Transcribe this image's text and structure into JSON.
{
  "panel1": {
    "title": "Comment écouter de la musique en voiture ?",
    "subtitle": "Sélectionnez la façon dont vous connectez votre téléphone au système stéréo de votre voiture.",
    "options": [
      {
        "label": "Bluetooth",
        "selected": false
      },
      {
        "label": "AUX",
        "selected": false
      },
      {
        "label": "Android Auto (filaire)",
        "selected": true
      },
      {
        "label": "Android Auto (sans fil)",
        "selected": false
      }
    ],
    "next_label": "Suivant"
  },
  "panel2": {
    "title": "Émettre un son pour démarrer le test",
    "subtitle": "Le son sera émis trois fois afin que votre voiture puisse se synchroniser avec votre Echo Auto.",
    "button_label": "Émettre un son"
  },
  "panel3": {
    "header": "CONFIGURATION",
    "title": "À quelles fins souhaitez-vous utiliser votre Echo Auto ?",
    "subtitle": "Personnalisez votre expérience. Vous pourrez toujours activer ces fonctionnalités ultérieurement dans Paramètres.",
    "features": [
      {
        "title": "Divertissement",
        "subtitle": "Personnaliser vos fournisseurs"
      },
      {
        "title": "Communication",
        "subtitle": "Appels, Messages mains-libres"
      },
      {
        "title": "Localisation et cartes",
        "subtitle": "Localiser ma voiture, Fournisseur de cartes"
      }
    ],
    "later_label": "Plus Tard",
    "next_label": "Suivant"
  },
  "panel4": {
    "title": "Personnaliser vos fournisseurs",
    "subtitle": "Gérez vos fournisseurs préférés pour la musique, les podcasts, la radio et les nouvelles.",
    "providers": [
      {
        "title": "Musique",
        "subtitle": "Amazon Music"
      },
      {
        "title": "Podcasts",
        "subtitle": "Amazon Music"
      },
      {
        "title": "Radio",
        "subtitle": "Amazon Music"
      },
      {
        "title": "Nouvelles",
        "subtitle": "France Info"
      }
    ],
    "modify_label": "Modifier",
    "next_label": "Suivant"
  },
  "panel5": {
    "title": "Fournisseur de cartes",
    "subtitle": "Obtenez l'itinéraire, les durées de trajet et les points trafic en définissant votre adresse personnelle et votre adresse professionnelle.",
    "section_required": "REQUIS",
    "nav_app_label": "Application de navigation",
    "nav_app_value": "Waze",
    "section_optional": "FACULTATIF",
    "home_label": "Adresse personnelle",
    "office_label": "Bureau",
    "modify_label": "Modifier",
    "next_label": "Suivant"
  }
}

※ ※ ※

TASK PROMPT:
Copy every line of the records above that contains "personnelle".

WRITTEN SOLUTION:
    "subtitle": "Obtenez l'itinéraire, les durées de trajet et les points trafic en définissant votre adresse personnelle et votre adresse professionnelle.",
    "home_label": "Adresse personnelle",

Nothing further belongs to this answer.